Task instructions » Find the lines with "Maida" in them and copy them out.

Dataset excerpts »
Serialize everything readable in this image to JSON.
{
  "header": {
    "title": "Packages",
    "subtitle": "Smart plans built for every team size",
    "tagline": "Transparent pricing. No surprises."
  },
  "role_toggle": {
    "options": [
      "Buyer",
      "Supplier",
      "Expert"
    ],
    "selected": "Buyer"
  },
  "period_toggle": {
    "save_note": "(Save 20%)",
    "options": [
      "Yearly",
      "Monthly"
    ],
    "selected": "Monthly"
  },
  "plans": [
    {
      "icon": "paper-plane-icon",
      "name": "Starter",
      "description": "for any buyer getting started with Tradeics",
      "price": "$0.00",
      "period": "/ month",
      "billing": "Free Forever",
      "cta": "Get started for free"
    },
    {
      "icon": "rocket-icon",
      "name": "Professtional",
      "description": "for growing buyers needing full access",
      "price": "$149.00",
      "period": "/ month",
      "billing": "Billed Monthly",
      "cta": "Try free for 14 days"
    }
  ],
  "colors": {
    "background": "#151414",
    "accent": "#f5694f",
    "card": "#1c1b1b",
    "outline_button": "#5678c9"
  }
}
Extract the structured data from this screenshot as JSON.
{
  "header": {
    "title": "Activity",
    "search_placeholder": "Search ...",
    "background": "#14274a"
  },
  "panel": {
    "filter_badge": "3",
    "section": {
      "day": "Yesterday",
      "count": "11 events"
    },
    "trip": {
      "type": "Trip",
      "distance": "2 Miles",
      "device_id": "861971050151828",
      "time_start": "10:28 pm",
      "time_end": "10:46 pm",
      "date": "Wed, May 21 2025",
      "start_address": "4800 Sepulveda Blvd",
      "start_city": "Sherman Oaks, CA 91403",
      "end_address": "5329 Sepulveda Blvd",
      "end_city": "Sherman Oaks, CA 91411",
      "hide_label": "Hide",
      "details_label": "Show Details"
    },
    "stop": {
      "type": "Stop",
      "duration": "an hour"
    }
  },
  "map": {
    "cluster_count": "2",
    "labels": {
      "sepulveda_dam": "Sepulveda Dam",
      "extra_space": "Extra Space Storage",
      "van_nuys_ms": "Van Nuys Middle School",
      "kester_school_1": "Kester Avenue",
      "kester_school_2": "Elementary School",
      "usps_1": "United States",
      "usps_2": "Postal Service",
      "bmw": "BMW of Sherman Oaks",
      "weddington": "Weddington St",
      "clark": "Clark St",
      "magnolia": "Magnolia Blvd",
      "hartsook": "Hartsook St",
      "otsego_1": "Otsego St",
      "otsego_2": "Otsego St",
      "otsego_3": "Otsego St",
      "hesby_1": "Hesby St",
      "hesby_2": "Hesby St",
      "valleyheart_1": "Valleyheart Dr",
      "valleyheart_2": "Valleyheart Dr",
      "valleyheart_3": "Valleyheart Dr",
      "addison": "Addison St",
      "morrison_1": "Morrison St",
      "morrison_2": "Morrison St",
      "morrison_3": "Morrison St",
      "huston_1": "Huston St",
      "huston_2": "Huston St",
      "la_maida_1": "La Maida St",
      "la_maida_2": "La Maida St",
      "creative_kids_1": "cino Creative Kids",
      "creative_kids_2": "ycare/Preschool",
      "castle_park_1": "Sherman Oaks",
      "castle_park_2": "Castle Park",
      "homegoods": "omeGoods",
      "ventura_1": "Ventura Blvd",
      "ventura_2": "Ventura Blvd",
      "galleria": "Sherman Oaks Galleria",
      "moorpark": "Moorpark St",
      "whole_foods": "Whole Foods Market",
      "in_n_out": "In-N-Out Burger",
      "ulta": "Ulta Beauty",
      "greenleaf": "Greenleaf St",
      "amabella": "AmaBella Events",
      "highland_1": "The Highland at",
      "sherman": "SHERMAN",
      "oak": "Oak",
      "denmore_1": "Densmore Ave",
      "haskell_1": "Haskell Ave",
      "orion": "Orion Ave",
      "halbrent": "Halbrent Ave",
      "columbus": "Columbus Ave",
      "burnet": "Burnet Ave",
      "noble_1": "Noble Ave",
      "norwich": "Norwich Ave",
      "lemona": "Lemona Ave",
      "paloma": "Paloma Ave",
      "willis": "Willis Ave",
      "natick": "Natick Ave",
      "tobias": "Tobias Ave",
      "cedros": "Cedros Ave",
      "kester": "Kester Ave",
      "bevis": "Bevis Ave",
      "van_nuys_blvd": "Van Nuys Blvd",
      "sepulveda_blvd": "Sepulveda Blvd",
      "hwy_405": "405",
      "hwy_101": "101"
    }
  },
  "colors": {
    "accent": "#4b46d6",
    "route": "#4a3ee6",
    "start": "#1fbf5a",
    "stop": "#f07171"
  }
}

Reply to the exercise »
      "la_maida_1": "La Maida St",
      "la_maida_2": "La Maida St",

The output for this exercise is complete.